WORK INSTRUCTIONS: Only the pictures are to be left out; set down the rest of the records exactly.

Dataset excerpt

_ _ _

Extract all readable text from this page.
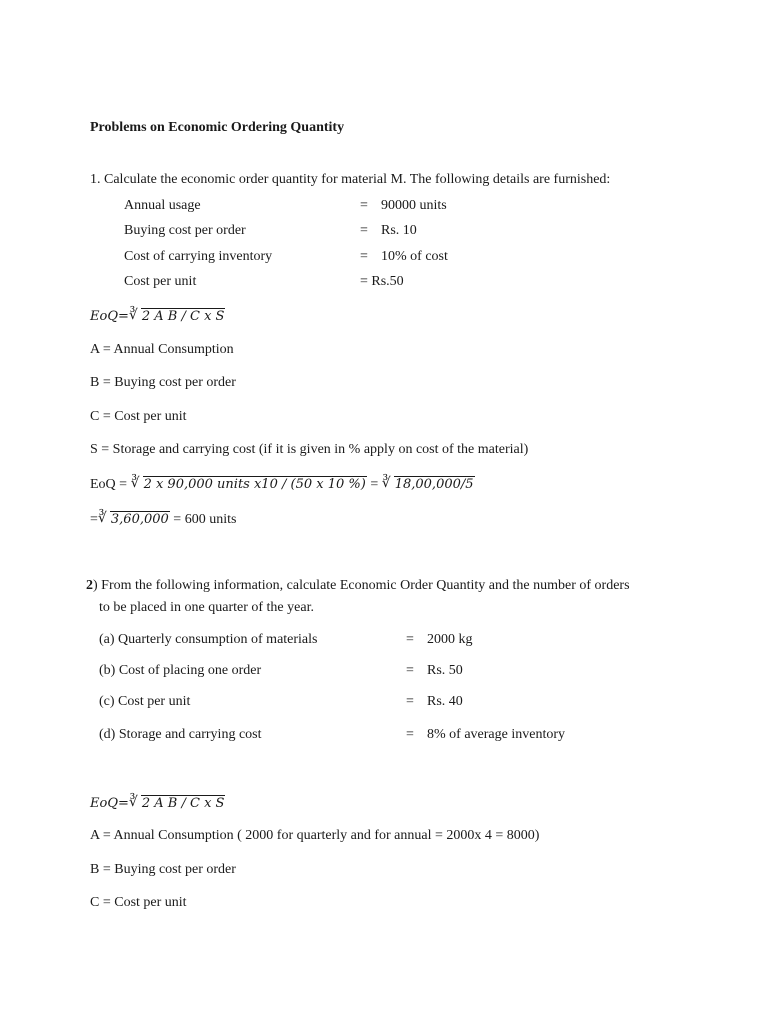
Problems on Economic Ordering Quantity
1. Calculate the economic order quantity for material M. The following details are furnished:
Annual usage	= 90000 units
Buying cost per order	= Rs. 10
Cost of carrying inventory	= 10% of cost
Cost per unit	= Rs.50
EoQ= ∛ 2 A B / C x S
A = Annual Consumption
B = Buying cost per order
C = Cost per unit
S = Storage and carrying cost (if it is given in % apply on cost of the material)
EoQ = ∛ 2 x 90,000 units x10 / (50 x 10 %) = ∛ 18,00,000/5
= ∛ 3,60,000 = 600 units
2) From the following information, calculate Economic Order Quantity and the number of orders
to be placed in one quarter of the year.
(a) Quarterly consumption of materials	= 2000 kg
(b) Cost of placing one order	= Rs. 50
(c) Cost per unit	= Rs. 40
(d) Storage and carrying cost	= 8% of average inventory
EoQ= ∛ 2 A B / C x S
A = Annual Consumption ( 2000 for quarterly and for annual = 2000x 4 = 8000)
B = Buying cost per order
C = Cost per unit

_ _ _

TASK OUTPUT:
Extract all readable text from this page.
Problems on Economic Ordering Quantity
1. Calculate the economic order quantity for material M. The following details are furnished:
Annual usage	= 90000 units
Buying cost per order	= Rs. 10
Cost of carrying inventory	= 10% of cost
Cost per unit	= Rs.50
EoQ= ∛ 2 A B / C x S
A = Annual Consumption
B = Buying cost per order
C = Cost per unit
S = Storage and carrying cost (if it is given in % apply on cost of the material)
EoQ = ∛ 2 x 90,000 units x10 / (50 x 10 %) = ∛ 18,00,000/5
= ∛ 3,60,000 = 600 units
2) From the following information, calculate Economic Order Quantity and the number of orders
to be placed in one quarter of the year.
(a) Quarterly consumption of materials	= 2000 kg
(b) Cost of placing one order	= Rs. 50
(c) Cost per unit	= Rs. 40
(d) Storage and carrying cost	= 8% of average inventory
EoQ= ∛ 2 A B / C x S
A = Annual Consumption ( 2000 for quarterly and for annual = 2000x 4 = 8000)
B = Buying cost per order
C = Cost per unit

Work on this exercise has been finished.